**Requirement:**
Count the lines below that contain the word "quelques" and give only the number.

**Information supplied:**
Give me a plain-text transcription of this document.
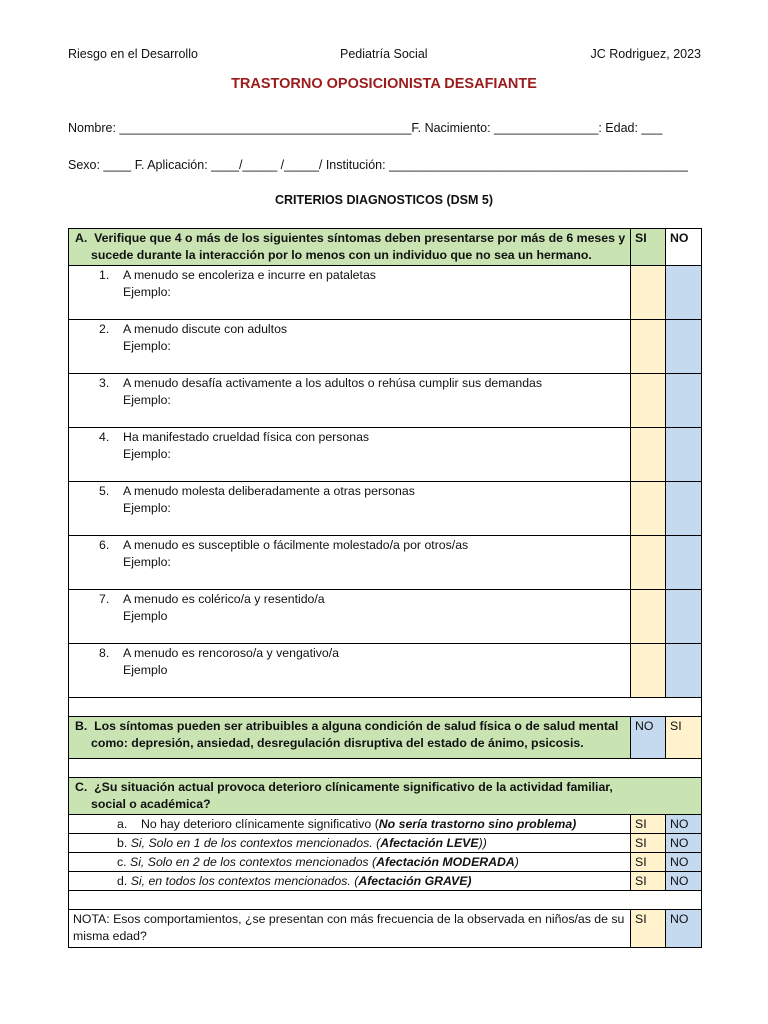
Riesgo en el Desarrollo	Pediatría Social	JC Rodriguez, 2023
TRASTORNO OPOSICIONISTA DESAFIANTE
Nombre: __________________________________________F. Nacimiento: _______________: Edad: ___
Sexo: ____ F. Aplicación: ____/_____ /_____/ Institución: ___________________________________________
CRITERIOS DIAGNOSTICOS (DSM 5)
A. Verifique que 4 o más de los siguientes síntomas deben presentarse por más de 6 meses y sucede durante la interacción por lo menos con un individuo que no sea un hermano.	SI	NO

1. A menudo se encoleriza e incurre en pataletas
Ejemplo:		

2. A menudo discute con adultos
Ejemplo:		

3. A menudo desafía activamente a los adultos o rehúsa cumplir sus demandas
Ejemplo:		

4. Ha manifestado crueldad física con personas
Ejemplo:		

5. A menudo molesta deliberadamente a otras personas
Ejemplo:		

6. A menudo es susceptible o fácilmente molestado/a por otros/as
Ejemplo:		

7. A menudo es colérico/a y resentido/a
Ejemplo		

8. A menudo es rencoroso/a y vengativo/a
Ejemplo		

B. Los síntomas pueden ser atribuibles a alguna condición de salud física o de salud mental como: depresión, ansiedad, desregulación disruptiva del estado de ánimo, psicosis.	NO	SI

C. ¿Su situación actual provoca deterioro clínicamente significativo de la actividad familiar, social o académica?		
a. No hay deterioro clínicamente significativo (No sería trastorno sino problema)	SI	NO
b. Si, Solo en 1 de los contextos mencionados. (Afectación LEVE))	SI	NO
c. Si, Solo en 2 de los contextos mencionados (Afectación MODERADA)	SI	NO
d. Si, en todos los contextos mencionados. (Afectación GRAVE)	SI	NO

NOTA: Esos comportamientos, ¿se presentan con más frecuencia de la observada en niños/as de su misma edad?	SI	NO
---
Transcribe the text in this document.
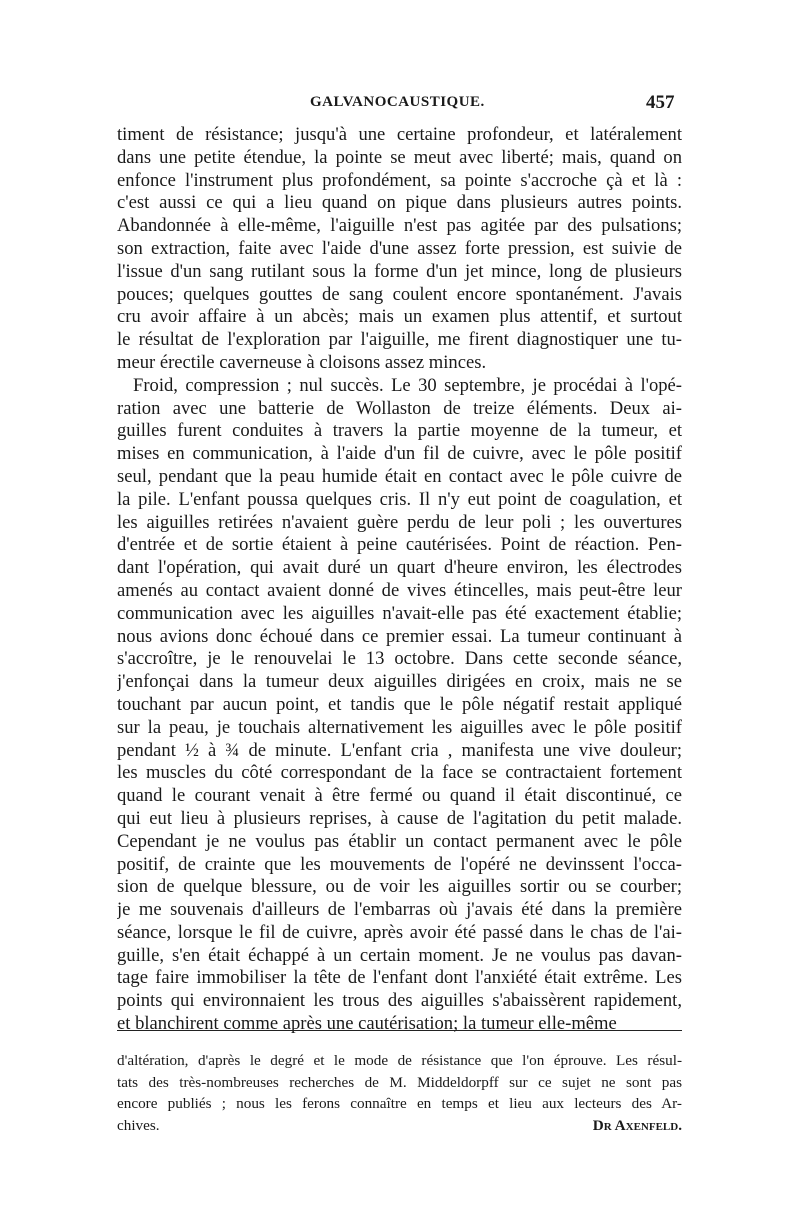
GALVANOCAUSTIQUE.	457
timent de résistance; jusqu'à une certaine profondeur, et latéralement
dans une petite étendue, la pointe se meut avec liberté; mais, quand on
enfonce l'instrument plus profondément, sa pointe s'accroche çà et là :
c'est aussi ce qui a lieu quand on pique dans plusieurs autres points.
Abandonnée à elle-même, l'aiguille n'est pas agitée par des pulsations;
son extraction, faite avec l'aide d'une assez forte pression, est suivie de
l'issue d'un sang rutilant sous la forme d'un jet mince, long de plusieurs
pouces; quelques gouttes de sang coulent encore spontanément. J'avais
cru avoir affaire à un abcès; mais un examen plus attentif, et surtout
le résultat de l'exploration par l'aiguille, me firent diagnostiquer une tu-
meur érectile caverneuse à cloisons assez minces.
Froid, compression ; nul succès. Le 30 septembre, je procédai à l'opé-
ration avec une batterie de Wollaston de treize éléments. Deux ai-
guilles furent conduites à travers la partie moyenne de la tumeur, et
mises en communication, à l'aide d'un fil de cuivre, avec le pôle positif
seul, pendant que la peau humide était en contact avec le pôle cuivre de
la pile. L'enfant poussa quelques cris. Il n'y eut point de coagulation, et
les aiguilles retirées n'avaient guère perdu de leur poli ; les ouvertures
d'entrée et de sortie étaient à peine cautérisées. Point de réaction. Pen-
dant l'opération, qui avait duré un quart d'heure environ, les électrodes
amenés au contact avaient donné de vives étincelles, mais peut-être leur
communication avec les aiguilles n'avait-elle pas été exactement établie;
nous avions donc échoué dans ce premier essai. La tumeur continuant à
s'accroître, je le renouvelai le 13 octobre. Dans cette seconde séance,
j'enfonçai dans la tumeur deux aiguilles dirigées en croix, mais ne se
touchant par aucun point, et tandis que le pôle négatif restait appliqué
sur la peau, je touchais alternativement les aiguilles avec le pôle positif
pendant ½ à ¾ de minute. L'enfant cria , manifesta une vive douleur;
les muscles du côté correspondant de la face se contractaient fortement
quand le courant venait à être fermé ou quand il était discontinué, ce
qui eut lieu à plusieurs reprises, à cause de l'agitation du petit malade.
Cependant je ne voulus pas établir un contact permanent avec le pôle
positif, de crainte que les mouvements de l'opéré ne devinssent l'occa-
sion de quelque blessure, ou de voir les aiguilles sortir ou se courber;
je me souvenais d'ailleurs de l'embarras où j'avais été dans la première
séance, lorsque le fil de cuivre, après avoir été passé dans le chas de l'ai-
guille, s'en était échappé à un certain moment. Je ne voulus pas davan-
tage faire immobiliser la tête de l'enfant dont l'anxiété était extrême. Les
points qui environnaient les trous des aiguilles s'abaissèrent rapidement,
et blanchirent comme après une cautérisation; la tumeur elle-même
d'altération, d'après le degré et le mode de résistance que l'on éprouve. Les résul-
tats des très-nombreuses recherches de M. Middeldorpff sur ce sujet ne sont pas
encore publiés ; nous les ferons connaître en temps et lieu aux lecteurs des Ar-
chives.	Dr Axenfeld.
* * *
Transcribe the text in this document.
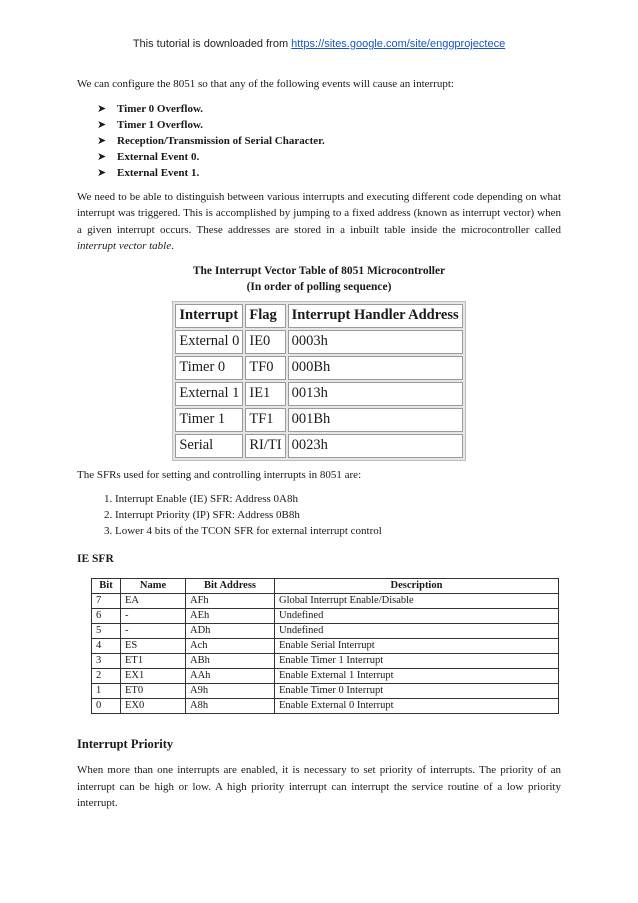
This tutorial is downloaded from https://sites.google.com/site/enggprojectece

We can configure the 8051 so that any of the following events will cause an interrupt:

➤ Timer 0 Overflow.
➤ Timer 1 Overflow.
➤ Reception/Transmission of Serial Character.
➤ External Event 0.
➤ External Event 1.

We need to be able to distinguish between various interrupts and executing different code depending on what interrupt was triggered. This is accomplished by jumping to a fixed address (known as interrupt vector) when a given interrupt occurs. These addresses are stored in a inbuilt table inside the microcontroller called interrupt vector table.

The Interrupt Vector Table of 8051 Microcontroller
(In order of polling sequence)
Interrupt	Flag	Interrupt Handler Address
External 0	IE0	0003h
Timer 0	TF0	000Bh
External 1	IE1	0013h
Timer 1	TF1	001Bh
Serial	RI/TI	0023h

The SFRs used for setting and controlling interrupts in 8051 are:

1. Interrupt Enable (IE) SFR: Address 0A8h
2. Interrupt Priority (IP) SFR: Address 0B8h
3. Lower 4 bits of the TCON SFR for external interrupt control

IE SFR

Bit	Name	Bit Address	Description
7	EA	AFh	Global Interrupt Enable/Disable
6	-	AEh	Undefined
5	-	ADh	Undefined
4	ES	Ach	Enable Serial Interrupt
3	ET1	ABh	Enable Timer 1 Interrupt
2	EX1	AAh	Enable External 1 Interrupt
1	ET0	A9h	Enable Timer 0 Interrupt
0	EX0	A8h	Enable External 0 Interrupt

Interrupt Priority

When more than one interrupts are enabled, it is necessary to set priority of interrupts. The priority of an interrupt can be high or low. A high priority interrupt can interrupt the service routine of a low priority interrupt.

**Complete output:**
2